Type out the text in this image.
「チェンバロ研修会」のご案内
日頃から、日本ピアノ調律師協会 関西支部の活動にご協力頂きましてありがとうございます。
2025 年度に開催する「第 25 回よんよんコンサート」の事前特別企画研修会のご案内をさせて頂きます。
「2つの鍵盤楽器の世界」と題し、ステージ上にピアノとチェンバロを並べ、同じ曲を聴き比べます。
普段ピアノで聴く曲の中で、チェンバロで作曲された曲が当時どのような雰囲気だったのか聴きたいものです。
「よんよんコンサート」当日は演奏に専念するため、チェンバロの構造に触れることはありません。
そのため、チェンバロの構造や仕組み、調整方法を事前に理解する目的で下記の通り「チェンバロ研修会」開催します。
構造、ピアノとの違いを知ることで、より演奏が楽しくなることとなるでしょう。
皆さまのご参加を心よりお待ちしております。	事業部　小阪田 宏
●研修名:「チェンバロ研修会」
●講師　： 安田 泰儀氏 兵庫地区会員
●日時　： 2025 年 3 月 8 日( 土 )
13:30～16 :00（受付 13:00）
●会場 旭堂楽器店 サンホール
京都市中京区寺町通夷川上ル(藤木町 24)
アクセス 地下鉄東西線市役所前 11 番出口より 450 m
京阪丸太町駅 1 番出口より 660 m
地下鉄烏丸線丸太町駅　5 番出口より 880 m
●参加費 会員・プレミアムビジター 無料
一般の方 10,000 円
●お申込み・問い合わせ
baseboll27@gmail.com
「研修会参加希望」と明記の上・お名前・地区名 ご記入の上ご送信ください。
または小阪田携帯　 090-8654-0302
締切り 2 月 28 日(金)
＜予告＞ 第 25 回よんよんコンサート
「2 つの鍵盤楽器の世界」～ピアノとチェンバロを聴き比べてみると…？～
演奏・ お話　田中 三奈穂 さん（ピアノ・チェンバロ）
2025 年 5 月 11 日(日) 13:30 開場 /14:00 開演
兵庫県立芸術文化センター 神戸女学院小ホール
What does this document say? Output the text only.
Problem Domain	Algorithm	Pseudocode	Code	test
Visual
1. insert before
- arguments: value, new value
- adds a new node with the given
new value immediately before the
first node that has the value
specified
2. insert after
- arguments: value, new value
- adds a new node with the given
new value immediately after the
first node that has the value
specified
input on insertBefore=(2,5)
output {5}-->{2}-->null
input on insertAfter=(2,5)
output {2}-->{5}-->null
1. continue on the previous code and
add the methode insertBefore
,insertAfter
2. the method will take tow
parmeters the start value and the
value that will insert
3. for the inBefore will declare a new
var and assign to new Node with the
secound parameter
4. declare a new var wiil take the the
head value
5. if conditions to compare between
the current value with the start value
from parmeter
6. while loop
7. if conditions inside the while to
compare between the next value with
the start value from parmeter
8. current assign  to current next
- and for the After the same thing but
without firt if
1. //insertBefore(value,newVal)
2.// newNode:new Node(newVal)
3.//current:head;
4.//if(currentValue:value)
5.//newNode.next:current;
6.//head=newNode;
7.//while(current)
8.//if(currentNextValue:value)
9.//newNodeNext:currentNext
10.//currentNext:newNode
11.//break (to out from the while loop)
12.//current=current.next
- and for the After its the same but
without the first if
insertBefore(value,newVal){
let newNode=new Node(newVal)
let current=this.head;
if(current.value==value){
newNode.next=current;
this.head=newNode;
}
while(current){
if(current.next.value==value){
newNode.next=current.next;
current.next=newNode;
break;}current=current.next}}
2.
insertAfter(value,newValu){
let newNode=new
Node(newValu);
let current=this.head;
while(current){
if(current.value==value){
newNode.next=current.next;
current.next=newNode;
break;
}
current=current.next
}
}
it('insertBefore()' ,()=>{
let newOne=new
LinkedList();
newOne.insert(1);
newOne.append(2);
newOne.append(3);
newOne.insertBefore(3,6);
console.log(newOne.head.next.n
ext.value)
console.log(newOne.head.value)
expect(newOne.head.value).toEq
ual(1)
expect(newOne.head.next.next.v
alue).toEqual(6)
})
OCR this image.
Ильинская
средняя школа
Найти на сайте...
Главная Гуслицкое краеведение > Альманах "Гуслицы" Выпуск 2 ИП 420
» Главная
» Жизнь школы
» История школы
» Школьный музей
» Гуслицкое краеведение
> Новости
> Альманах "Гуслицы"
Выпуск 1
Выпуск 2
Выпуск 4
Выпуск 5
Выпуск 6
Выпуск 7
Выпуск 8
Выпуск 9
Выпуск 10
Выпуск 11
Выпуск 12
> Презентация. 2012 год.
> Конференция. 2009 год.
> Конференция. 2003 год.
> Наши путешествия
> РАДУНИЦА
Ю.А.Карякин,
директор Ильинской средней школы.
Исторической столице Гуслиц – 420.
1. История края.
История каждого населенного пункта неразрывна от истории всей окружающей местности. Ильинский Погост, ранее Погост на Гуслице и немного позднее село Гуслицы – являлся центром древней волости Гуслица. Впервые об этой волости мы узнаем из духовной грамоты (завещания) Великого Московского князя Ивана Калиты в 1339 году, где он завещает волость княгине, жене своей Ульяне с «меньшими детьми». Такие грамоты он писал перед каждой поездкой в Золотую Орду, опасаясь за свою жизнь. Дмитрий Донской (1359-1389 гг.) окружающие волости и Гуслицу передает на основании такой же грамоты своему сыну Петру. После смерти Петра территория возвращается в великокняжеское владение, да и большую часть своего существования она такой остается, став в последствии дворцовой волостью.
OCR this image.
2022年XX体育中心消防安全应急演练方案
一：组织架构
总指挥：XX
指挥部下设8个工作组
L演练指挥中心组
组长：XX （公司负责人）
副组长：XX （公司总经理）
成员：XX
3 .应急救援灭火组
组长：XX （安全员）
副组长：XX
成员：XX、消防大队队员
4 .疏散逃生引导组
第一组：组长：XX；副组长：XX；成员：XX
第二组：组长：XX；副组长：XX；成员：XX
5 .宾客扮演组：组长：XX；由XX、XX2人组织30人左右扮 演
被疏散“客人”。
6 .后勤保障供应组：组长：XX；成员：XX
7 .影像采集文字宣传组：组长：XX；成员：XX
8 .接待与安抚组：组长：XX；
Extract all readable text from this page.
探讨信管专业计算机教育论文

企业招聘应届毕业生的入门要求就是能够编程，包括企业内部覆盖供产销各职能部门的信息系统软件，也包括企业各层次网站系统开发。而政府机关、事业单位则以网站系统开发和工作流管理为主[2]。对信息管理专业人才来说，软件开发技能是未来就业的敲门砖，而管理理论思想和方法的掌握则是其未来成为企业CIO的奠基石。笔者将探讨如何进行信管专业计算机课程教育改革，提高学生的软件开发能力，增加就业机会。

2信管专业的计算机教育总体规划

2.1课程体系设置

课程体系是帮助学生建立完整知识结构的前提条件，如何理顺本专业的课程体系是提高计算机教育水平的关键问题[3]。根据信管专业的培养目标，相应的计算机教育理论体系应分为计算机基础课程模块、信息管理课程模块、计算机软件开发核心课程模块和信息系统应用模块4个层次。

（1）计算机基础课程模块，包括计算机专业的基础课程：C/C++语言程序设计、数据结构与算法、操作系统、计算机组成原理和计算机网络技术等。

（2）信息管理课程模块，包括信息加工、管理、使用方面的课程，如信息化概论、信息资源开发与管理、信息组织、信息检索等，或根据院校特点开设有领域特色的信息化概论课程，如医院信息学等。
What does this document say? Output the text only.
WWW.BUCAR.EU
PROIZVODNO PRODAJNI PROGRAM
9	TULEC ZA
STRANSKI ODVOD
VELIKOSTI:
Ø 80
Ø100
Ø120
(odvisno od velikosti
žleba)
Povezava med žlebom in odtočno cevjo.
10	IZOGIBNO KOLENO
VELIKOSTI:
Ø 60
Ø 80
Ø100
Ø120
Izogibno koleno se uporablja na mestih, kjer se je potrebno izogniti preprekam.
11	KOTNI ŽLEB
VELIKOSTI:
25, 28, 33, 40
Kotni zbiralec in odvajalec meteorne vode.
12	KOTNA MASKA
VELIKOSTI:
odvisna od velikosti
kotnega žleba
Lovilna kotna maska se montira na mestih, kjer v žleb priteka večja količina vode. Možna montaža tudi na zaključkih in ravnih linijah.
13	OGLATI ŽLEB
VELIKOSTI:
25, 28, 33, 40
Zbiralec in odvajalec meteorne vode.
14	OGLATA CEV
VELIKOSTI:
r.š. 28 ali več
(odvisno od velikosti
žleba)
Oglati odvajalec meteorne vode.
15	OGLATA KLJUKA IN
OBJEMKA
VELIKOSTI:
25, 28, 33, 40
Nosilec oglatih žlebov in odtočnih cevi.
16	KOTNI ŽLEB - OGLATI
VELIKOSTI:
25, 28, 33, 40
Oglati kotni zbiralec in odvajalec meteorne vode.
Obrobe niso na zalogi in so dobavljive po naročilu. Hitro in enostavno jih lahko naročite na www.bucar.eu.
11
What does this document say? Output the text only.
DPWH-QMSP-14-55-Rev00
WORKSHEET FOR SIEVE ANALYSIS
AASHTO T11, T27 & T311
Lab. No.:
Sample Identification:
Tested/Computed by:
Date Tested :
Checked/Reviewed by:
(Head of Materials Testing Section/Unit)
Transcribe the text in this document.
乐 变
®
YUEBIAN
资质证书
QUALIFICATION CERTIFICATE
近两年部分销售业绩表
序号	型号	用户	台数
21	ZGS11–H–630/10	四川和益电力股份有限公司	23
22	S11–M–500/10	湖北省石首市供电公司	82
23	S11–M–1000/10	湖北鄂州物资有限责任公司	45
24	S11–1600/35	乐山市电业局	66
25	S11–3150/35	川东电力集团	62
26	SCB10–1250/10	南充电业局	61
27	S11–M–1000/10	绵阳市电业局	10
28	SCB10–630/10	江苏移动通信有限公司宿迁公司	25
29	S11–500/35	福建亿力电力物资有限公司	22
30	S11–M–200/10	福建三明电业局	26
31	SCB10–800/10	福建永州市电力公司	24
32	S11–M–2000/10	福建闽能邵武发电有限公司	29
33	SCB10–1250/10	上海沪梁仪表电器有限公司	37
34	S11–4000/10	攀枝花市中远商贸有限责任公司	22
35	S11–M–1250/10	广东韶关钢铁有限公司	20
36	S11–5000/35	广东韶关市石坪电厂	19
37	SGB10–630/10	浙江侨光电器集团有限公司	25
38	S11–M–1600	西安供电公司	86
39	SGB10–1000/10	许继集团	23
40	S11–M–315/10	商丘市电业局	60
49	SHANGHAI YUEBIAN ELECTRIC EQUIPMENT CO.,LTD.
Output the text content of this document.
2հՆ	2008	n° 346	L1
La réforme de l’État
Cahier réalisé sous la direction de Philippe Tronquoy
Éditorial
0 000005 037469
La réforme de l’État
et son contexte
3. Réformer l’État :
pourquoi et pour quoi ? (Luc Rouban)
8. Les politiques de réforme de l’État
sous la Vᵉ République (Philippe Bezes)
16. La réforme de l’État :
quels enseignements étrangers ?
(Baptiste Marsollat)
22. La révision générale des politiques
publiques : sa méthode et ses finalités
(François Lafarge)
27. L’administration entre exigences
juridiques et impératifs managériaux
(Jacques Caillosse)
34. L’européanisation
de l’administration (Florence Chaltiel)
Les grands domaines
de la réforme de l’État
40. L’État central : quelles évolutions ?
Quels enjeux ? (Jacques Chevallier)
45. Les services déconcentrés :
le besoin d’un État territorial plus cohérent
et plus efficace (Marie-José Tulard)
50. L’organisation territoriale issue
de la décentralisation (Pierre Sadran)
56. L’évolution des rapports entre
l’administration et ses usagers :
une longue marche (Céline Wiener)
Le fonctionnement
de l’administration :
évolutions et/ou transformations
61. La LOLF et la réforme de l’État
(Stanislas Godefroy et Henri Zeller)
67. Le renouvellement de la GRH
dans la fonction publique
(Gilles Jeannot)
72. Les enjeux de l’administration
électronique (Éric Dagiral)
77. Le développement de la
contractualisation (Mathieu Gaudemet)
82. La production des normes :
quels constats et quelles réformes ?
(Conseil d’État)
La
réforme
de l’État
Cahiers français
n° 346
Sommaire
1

PROBLEM TO WORK ON: Of all the lines in the data above, state how many include "kjer". Say only the number.

SOLVED EXERCISE: 2